_RECORDS SHOWN_
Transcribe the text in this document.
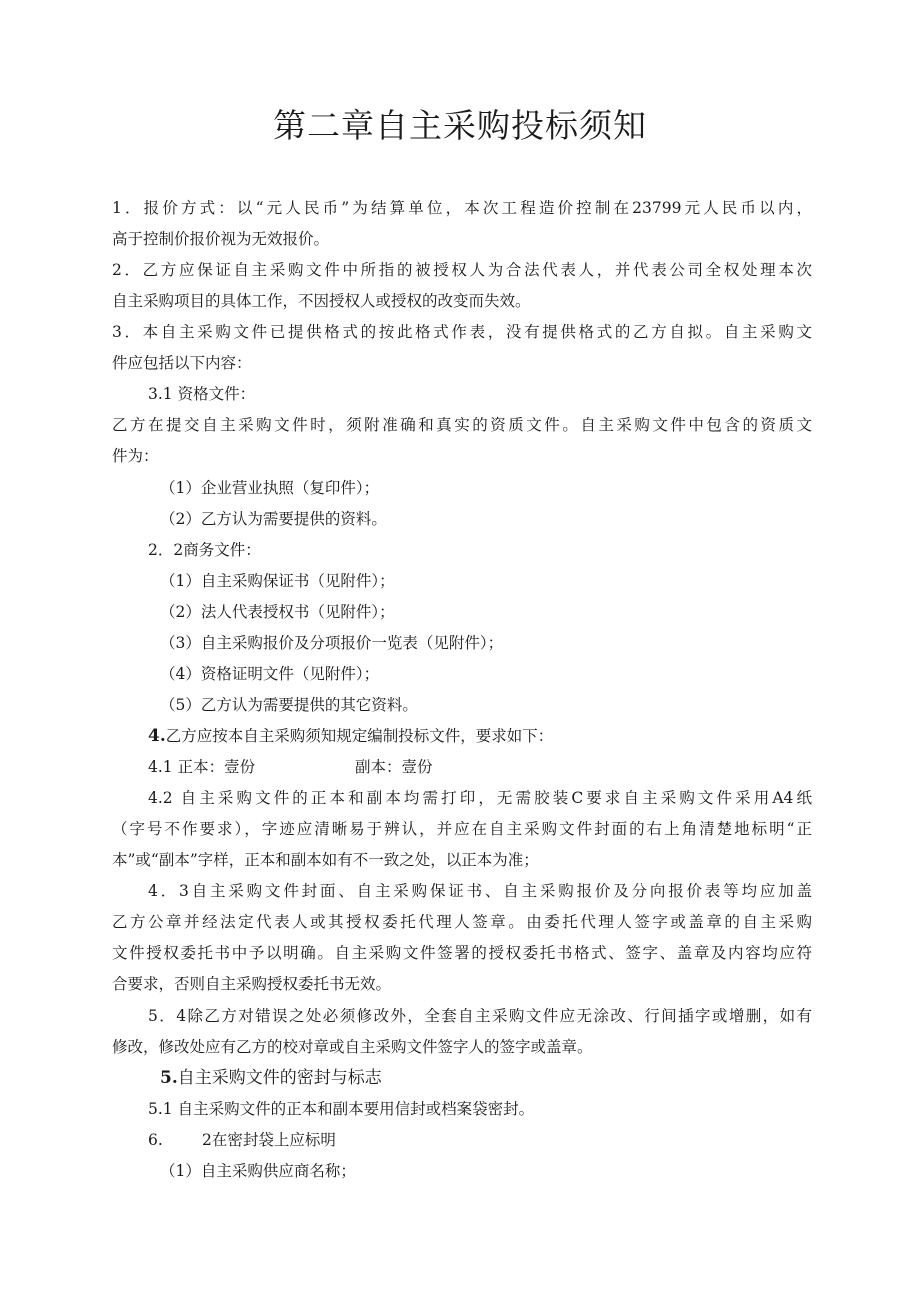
第二章自主采购投标须知
1．报价方式：以“元人民币”为结算单位，本次工程造价控制在23799元人民币以内，
高于控制价报价视为无效报价。
2．乙方应保证自主采购文件中所指的被授权人为合法代表人，并代表公司全权处理本次
自主采购项目的具体工作，不因授权人或授权的改变而失效。
3．本自主采购文件已提供格式的按此格式作表，没有提供格式的乙方自拟。自主采购文
件应包括以下内容：
3.1 资格文件：
乙方在提交自主采购文件时，须附准确和真实的资质文件。自主采购文件中包含的资质文
件为：
（1）企业营业执照（复印件）；
（2）乙方认为需要提供的资料。
2．2商务文件：
（1）自主采购保证书（见附件）；
（2）法人代表授权书（见附件）；
（3）自主采购报价及分项报价一览表（见附件）；
（4）资格证明文件（见附件）；
（5）乙方认为需要提供的其它资料。
4.乙方应按本自主采购须知规定编制投标文件，要求如下：
4.1 正本：壹份	副本：壹份
4.2 自主采购文件的正本和副本均需打印，无需胶装C要求自主采购文件采用A4纸
（字号不作要求），字迹应清晰易于辨认，并应在自主采购文件封面的右上角清楚地标明“正
本”或“副本”字样，正本和副本如有不一致之处，以正本为准；
4．3自主采购文件封面、自主采购保证书、自主采购报价及分向报价表等均应加盖
乙方公章并经法定代表人或其授权委托代理人签章。由委托代理人签字或盖章的自主采购
文件授权委托书中予以明确。自主采购文件签署的授权委托书格式、签字、盖章及内容均应符
合要求，否则自主采购授权委托书无效。
5．4除乙方对错误之处必须修改外，全套自主采购文件应无涂改、行间插字或增删，如有
修改，修改处应有乙方的校对章或自主采购文件签字人的签字或盖章。
5.自主采购文件的密封与标志
5.1 自主采购文件的正本和副本要用信封或档案袋密封。
6.	2在密封袋上应标明
（1）自主采购供应商名称；
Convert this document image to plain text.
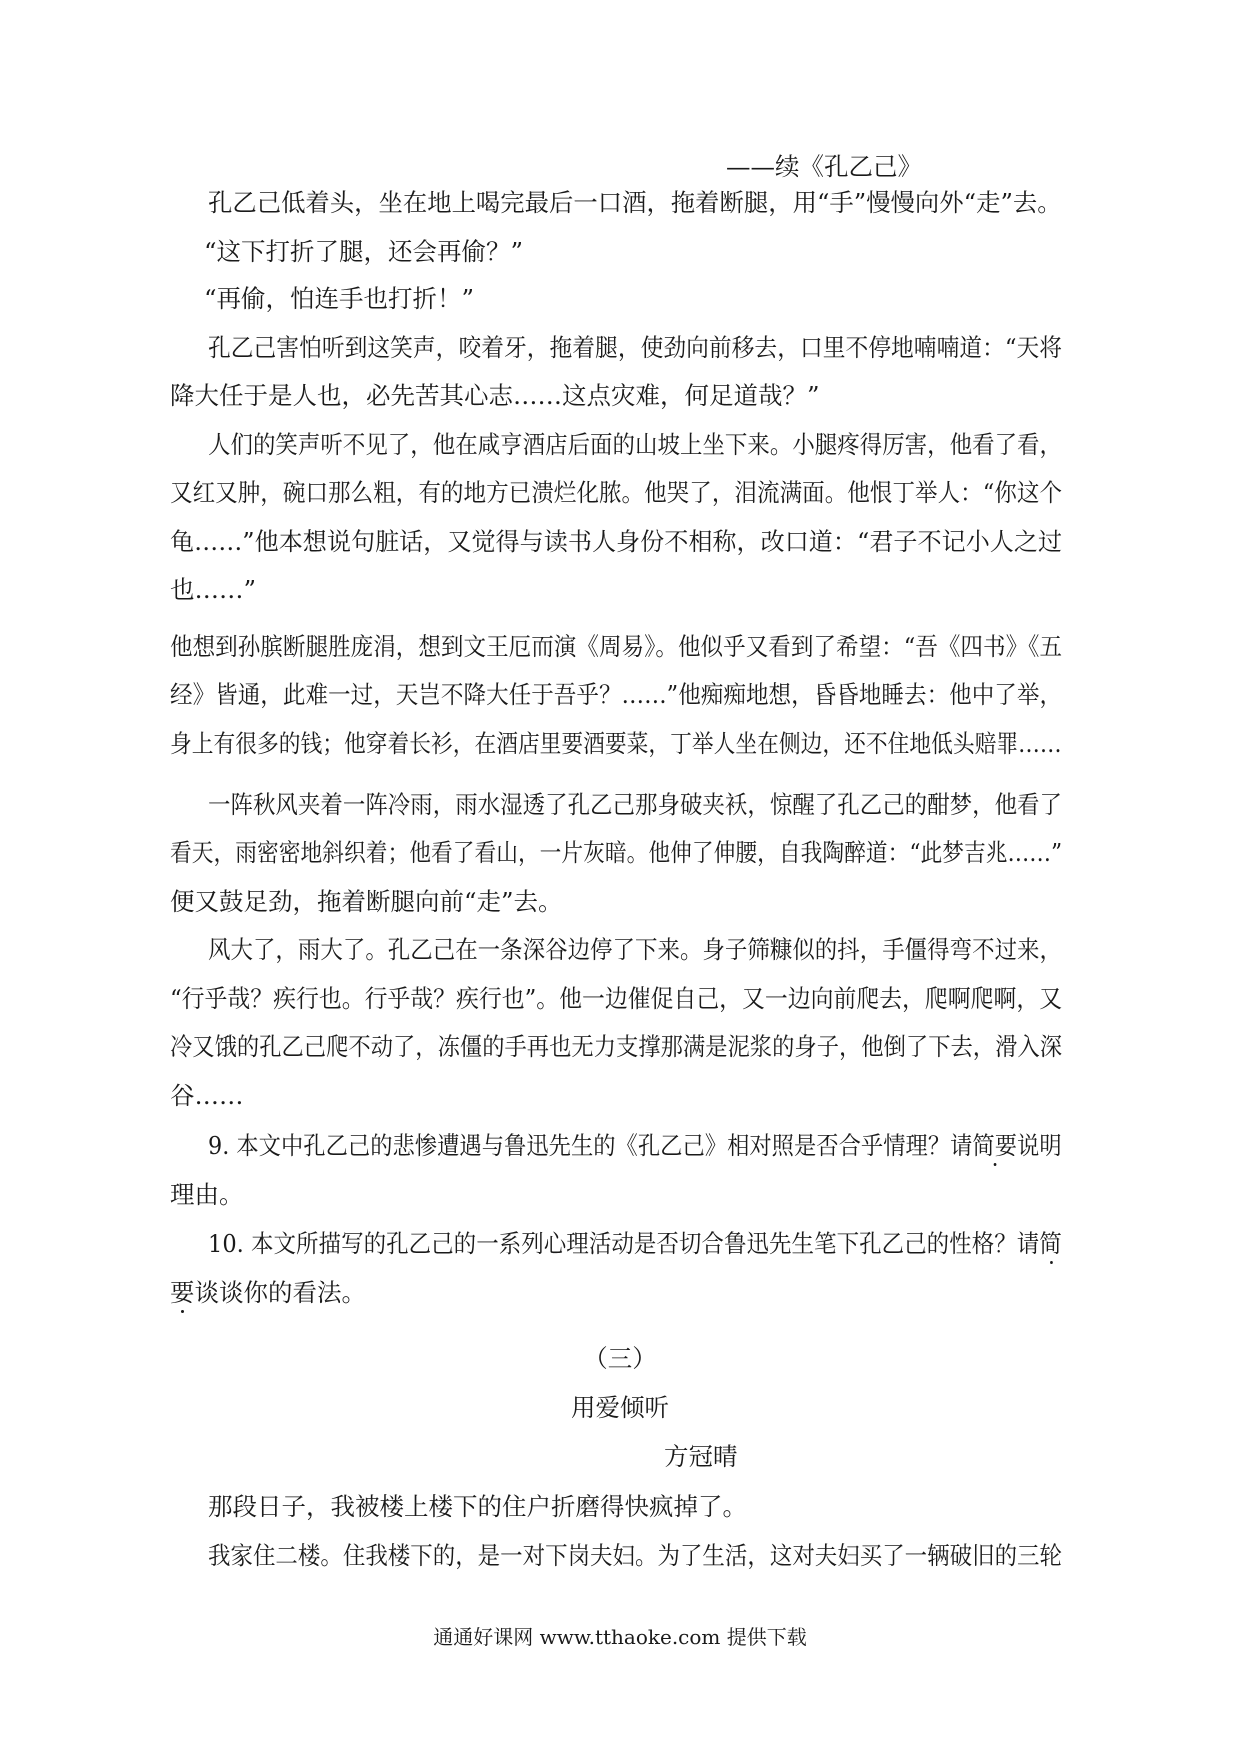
——续《孔乙己》

孔乙己低着头，坐在地上喝完最后一口酒，拖着断腿，用“手”慢慢向外“走”去。

“这下打折了腿，还会再偷？”

“再偷，怕连手也打折！”

孔乙己害怕听到这笑声，咬着牙，拖着腿，使劲向前移去，口里不停地喃喃道：“天将

降大任于是人也，必先苦其心志……这点灾难，何足道哉？”

人们的笑声听不见了，他在咸亨酒店后面的山坡上坐下来。小腿疼得厉害，他看了看，

又红又肿，碗口那么粗，有的地方已溃烂化脓。他哭了，泪流满面。他恨丁举人：“你这个

龟……”他本想说句脏话，又觉得与读书人身份不相称，改口道：“君子不记小人之过

也……”

他想到孙膑断腿胜庞涓，想到文王厄而演《周易》。他似乎又看到了希望：“吾《四书》《五

经》皆通，此难一过，天岂不降大任于吾乎？……”他痴痴地想，昏昏地睡去：他中了举，

身上有很多的钱；他穿着长衫，在酒店里要酒要菜，丁举人坐在侧边，还不住地低头赔罪……

一阵秋风夹着一阵冷雨，雨水湿透了孔乙己那身破夹袄，惊醒了孔乙己的酣梦，他看了

看天，雨密密地斜织着；他看了看山，一片灰暗。他伸了伸腰，自我陶醉道：“此梦吉兆……”

便又鼓足劲，拖着断腿向前“走”去。

风大了，雨大了。孔乙己在一条深谷边停了下来。身子筛糠似的抖，手僵得弯不过来，

“行乎哉？疾行也。行乎哉？疾行也”。他一边催促自己，又一边向前爬去，爬啊爬啊，又

冷又饿的孔乙己爬不动了，冻僵的手再也无力支撑那满是泥浆的身子，他倒了下去，滑入深

谷……

9. 本文中孔乙己的悲惨遭遇与鲁迅先生的《孔乙己》相对照是否合乎情理？请简要说明

理由。

10. 本文所描写的孔乙己的一系列心理活动是否切合鲁迅先生笔下孔乙己的性格？请简

要谈谈你的看法。

（三）

用爱倾听

方冠晴

那段日子，我被楼上楼下的住户折磨得快疯掉了。

我家住二楼。住我楼下的，是一对下岗夫妇。为了生活，这对夫妇买了一辆破旧的三轮

通通好课网 www.tthaoke.com 提供下载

_STATED PROBLEM_
Find every line in the records above that contains the word "document", and copy each one.

_EXERCISE OUTPUT_
Transcribe the text in this document.
Convert this document image to plain text.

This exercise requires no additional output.